> _PROVIDED INFORMATION_
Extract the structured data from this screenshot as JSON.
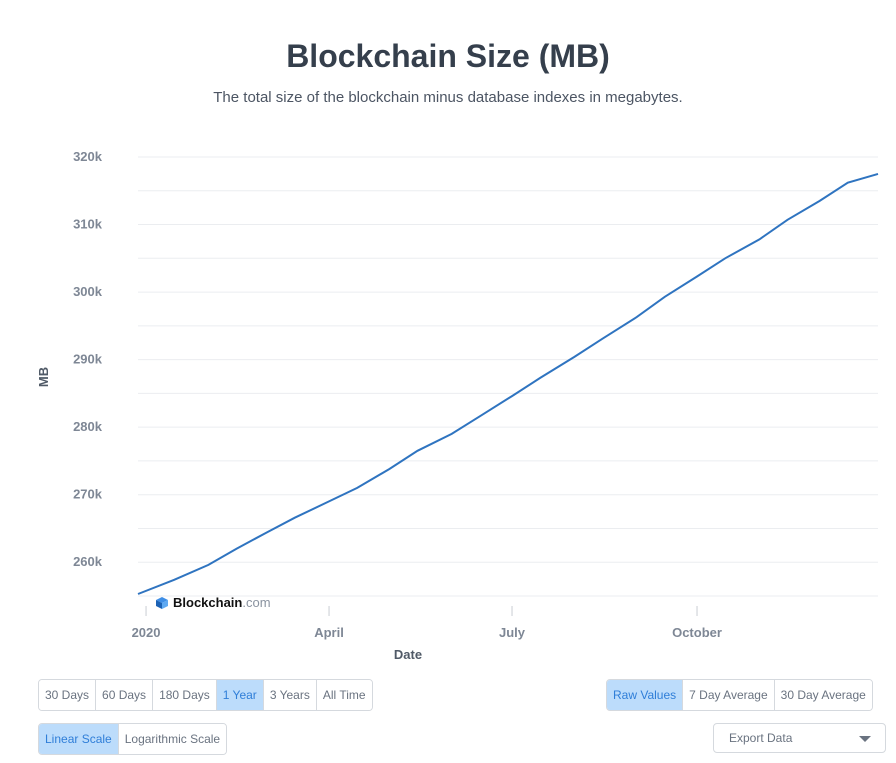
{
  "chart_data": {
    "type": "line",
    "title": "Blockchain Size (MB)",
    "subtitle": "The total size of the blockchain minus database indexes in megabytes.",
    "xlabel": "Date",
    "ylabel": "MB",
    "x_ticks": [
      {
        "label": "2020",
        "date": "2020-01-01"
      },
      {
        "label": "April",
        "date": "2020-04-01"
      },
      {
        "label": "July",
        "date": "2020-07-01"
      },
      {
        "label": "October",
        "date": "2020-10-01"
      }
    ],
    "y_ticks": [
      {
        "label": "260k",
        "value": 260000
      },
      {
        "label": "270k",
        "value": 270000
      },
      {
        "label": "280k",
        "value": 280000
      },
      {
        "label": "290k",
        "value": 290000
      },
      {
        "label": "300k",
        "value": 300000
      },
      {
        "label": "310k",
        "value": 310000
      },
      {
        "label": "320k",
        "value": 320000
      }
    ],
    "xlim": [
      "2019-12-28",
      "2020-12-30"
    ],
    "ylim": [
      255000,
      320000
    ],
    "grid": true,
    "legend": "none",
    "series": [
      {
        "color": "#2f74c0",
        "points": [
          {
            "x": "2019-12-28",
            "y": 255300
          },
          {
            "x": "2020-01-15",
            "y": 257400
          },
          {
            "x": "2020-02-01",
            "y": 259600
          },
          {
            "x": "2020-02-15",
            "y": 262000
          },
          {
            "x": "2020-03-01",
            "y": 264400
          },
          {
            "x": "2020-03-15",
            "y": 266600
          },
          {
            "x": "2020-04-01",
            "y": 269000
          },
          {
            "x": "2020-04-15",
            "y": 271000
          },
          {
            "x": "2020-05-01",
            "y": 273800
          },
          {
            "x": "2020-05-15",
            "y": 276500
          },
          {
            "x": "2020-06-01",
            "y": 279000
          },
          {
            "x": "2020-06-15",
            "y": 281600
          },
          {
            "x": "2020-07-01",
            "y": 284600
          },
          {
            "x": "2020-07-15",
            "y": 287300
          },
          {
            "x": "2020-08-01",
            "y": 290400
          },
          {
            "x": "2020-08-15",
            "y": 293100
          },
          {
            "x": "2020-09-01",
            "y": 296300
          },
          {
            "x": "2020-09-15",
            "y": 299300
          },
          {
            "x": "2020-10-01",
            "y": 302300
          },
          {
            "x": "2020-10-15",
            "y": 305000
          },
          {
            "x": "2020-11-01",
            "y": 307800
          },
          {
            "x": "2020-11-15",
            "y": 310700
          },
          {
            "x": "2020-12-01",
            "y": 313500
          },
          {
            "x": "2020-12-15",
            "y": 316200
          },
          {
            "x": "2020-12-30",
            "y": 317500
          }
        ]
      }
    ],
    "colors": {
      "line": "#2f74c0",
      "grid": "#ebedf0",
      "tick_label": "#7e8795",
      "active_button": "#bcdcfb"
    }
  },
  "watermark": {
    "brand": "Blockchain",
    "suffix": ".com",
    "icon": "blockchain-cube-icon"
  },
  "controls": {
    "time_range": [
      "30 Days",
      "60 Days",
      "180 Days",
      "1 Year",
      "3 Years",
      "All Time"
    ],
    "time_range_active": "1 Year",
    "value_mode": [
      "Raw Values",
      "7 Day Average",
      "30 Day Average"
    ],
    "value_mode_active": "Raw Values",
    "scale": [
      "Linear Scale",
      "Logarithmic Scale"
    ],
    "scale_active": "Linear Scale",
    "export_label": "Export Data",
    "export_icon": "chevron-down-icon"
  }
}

...

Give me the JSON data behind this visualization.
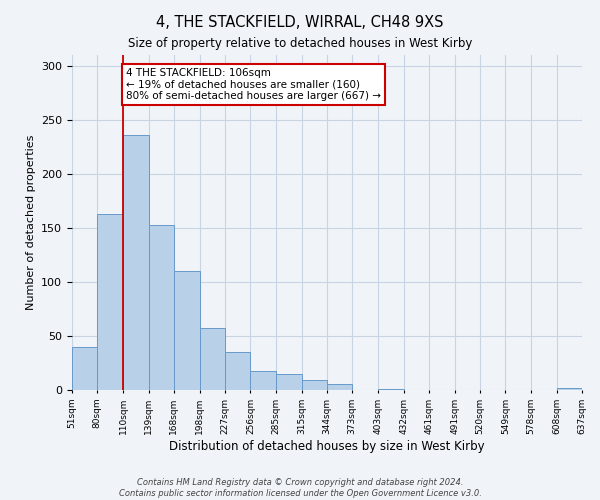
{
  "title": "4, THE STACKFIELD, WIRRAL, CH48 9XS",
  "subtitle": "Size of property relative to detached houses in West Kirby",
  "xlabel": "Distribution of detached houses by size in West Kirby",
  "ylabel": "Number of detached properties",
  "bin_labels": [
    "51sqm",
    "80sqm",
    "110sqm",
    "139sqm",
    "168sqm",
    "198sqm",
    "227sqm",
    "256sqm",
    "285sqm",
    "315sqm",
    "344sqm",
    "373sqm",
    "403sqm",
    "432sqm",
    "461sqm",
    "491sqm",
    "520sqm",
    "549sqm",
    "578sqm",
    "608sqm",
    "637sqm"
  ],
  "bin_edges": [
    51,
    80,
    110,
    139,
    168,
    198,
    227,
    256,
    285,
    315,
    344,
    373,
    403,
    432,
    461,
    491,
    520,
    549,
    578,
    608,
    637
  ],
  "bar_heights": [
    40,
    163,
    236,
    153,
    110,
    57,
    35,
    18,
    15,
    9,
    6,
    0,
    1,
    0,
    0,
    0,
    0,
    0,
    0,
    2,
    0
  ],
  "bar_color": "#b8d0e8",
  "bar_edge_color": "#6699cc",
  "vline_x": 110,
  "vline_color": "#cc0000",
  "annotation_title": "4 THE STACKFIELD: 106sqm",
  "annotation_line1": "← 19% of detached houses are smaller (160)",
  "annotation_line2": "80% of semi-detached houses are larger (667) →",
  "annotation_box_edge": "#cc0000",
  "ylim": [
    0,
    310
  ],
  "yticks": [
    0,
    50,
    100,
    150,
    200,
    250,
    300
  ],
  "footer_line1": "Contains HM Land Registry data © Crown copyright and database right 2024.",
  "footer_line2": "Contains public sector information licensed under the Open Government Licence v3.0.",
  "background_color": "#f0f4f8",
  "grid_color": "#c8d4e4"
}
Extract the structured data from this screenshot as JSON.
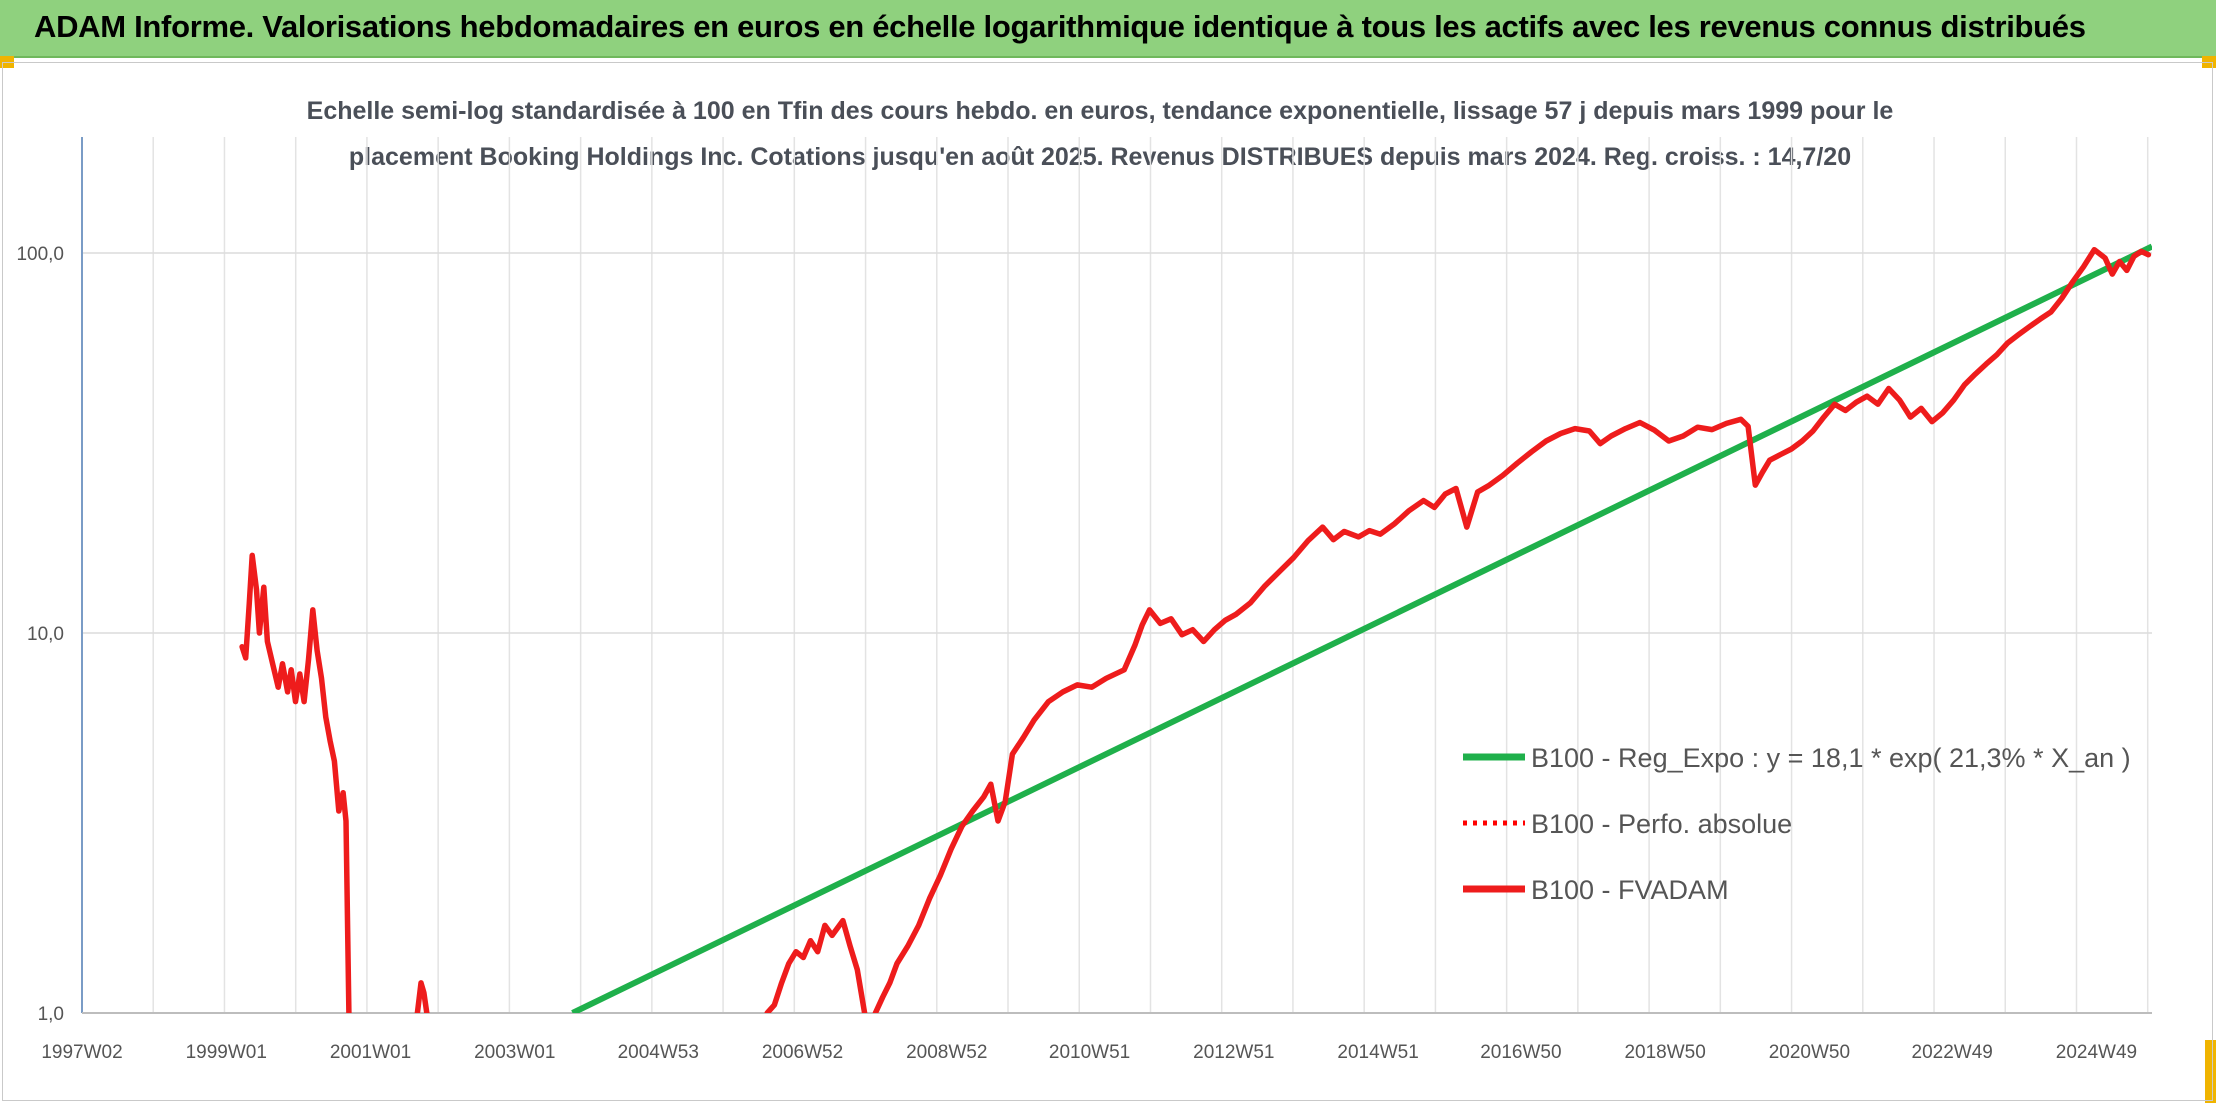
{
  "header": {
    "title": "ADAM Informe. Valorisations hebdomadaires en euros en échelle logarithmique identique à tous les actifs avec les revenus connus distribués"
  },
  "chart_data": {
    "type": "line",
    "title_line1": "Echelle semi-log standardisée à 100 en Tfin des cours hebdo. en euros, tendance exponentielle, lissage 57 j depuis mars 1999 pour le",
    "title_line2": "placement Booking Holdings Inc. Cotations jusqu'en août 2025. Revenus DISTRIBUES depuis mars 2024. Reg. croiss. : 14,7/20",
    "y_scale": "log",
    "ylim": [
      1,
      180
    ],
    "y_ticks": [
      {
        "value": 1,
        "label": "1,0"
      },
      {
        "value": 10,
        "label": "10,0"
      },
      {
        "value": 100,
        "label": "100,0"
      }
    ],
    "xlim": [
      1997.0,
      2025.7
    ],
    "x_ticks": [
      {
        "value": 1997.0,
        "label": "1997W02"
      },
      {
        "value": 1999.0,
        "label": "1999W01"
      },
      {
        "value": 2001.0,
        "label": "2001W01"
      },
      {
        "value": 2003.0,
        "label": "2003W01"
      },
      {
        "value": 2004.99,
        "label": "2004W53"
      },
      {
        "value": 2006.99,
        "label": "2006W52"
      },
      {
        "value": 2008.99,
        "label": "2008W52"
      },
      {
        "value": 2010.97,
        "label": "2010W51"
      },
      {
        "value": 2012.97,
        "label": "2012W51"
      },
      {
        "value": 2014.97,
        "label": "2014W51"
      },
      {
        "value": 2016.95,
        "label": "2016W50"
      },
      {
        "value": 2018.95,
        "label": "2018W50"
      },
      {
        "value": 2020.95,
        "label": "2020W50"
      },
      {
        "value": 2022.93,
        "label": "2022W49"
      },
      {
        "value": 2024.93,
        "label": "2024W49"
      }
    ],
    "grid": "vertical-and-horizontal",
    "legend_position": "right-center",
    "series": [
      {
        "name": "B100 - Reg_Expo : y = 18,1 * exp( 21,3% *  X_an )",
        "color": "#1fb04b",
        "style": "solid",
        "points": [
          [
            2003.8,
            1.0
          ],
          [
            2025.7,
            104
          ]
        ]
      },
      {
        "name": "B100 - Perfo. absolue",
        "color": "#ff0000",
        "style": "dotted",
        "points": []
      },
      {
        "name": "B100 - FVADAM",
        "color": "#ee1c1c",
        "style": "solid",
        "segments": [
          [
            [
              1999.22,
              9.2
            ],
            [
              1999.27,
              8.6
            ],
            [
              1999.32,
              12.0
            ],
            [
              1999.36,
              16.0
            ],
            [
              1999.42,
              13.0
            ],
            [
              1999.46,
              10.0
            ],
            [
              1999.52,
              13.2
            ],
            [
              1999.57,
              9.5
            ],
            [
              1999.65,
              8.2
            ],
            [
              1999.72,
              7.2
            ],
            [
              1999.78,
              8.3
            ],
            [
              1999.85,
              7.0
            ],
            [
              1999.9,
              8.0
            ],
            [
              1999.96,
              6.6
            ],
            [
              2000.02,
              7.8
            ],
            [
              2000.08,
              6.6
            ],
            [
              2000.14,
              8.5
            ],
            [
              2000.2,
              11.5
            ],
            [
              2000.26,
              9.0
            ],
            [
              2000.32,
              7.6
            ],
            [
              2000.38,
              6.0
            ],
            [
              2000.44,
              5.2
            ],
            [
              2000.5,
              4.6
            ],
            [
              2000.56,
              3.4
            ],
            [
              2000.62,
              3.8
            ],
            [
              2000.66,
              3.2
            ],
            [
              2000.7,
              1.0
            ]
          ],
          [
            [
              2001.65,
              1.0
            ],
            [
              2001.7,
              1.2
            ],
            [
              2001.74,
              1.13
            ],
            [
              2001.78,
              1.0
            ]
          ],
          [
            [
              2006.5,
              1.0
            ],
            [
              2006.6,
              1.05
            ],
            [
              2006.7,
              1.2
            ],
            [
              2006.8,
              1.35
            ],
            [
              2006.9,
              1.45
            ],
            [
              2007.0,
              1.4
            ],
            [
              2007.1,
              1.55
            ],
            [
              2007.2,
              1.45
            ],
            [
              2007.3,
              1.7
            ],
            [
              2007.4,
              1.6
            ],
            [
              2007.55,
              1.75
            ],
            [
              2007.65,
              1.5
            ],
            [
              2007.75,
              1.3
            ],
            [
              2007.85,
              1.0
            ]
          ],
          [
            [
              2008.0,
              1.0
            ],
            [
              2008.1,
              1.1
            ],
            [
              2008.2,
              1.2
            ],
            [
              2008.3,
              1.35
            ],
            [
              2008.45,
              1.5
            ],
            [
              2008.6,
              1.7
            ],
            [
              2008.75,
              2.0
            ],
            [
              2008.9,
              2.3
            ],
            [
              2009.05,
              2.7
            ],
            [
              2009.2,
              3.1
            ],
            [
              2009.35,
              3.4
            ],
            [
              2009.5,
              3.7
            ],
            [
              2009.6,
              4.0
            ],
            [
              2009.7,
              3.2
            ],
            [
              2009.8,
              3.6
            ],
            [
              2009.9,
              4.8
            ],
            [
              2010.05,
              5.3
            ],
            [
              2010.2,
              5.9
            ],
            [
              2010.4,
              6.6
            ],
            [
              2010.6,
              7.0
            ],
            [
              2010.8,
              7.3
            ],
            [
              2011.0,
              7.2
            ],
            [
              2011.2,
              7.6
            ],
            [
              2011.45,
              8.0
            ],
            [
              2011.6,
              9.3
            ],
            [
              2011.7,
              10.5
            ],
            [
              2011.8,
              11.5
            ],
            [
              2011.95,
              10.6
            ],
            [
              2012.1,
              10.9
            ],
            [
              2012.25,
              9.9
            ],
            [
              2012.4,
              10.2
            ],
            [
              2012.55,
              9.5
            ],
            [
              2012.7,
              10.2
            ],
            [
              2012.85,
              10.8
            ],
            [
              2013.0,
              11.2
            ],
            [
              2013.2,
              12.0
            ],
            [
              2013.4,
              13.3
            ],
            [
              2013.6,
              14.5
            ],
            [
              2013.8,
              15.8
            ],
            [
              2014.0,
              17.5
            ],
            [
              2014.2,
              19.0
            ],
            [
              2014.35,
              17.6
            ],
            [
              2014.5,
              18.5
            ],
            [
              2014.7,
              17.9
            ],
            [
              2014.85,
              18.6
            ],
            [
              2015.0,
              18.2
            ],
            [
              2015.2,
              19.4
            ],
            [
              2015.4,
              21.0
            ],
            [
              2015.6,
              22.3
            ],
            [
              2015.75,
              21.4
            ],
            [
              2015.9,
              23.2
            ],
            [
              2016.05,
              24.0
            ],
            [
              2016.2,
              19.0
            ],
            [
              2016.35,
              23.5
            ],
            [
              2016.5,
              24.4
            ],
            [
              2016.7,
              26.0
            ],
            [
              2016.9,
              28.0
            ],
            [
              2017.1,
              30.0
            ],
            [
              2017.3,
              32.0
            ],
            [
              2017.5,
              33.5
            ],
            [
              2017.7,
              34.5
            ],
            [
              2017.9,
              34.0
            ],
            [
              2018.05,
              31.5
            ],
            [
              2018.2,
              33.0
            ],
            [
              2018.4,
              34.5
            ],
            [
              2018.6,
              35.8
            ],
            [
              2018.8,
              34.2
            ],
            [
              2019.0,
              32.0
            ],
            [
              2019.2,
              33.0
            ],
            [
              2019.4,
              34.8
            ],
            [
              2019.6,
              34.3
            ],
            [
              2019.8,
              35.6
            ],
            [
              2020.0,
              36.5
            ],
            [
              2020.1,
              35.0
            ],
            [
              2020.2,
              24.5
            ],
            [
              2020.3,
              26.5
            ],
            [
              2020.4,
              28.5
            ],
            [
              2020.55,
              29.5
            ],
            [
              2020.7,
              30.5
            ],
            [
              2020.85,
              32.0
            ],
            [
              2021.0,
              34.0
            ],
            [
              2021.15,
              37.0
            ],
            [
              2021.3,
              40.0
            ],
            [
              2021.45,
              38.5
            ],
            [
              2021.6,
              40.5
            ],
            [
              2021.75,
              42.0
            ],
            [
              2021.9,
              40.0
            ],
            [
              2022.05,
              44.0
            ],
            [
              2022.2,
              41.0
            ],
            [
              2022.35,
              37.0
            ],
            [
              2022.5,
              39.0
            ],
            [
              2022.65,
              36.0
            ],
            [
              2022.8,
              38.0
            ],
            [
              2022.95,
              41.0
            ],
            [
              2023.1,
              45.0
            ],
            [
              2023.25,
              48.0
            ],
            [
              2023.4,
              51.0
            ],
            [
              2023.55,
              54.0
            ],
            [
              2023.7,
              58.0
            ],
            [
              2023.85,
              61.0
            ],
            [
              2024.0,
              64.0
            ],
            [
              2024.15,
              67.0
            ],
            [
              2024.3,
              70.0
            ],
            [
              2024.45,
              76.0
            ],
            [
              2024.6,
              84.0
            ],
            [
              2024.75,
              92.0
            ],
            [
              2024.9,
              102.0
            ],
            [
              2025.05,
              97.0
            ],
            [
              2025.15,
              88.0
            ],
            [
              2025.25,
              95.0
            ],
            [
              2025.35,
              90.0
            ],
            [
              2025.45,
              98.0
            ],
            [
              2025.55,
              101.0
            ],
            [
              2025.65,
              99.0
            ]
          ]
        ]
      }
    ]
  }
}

> _EXERCISE INSTRUCTIONS_
From the entries above, pull out each line that includes "Values".

> _SOLUTION TO THIS TASK_
      "Raw Values",
    "value_mode_active": "Raw Values",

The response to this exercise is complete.